Exercise objective. Every line that holds the string "fusengdes" is to be identified and copied.

─── Records provided

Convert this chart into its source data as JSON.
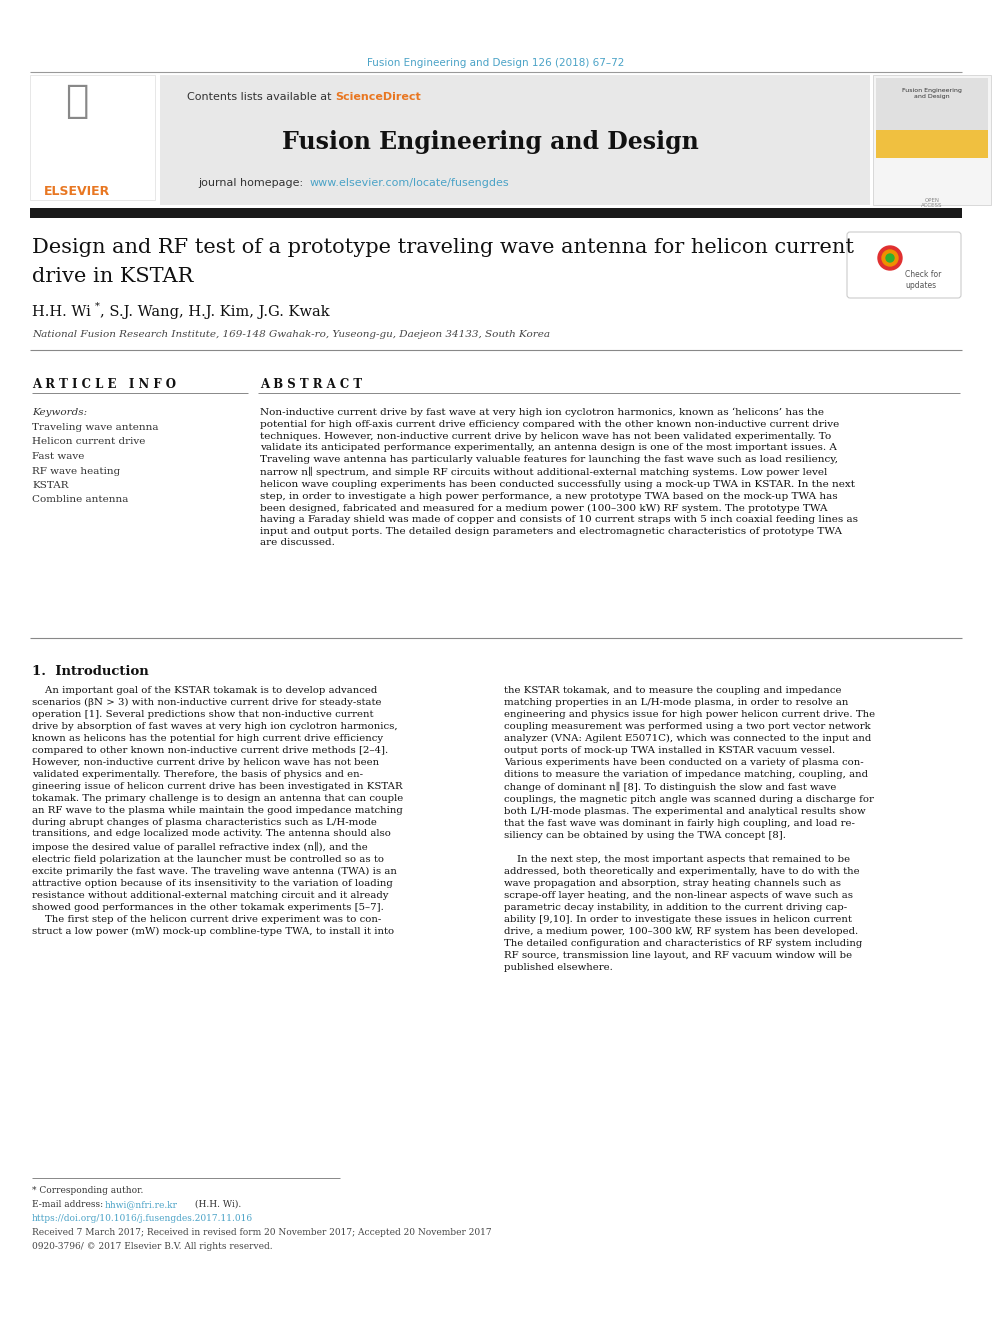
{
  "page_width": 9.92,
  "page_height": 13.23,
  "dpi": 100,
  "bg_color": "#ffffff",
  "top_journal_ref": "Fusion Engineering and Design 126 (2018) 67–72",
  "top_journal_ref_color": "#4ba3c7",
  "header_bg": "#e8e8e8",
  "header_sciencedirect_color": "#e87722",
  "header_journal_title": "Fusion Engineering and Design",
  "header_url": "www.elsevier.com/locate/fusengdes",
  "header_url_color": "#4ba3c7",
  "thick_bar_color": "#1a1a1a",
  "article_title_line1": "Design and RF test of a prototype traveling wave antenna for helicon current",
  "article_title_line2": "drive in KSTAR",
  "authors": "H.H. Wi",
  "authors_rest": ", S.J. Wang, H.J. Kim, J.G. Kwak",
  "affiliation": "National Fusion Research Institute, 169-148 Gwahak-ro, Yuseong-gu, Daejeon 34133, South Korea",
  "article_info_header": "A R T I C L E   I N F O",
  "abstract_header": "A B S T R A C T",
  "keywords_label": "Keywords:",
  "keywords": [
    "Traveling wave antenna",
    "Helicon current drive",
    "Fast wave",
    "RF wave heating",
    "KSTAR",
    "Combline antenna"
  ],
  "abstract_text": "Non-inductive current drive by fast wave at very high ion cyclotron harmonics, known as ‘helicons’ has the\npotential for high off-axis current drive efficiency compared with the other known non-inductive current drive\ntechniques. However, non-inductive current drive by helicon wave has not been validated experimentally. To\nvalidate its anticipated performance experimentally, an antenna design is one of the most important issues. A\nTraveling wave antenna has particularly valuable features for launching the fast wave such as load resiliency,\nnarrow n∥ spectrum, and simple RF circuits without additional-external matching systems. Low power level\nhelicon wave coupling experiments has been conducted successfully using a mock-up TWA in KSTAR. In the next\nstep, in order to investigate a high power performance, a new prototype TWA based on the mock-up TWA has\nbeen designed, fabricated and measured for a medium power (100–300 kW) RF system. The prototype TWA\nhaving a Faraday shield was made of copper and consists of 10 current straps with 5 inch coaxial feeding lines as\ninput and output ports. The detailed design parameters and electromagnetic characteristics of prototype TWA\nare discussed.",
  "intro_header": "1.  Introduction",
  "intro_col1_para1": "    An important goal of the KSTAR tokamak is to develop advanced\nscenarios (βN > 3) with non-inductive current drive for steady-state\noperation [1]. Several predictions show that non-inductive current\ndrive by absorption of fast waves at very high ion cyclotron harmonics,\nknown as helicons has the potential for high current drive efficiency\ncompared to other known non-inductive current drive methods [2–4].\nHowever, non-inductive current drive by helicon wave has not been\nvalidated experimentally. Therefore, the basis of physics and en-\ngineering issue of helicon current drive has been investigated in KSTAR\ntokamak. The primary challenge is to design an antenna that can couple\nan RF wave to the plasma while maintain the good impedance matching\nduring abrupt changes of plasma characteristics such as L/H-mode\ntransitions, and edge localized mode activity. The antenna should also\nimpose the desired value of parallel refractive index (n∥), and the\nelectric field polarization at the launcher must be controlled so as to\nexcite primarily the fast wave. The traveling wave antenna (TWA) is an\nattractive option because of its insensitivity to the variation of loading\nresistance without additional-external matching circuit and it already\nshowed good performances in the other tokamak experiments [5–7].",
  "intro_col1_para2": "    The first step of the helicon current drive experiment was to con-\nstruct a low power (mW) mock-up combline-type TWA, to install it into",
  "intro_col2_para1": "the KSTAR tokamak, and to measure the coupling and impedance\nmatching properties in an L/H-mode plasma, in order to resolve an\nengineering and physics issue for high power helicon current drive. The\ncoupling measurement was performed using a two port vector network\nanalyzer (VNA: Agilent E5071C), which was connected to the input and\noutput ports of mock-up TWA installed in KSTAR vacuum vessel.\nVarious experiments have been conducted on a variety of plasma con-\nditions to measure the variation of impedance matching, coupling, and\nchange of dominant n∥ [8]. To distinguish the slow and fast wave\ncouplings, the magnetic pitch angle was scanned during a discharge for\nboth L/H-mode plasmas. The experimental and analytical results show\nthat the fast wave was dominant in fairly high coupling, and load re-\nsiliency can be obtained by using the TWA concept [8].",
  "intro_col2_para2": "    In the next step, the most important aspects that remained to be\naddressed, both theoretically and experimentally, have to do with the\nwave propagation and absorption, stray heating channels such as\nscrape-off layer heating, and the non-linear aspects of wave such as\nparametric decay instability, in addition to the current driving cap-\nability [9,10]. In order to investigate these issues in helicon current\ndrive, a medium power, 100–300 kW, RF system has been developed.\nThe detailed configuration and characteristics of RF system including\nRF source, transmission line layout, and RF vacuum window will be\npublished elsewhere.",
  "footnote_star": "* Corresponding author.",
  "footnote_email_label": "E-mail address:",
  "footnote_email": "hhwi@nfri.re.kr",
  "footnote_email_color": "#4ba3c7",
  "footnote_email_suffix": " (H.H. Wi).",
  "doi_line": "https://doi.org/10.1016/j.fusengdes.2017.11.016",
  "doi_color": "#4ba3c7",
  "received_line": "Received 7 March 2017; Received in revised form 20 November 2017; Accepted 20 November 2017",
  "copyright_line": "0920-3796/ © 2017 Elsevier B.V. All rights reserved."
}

──────

Written answer.
  "header_url": "www.elsevier.com/locate/fusengdes",
  "doi_line": "https://doi.org/10.1016/j.fusengdes.2017.11.016",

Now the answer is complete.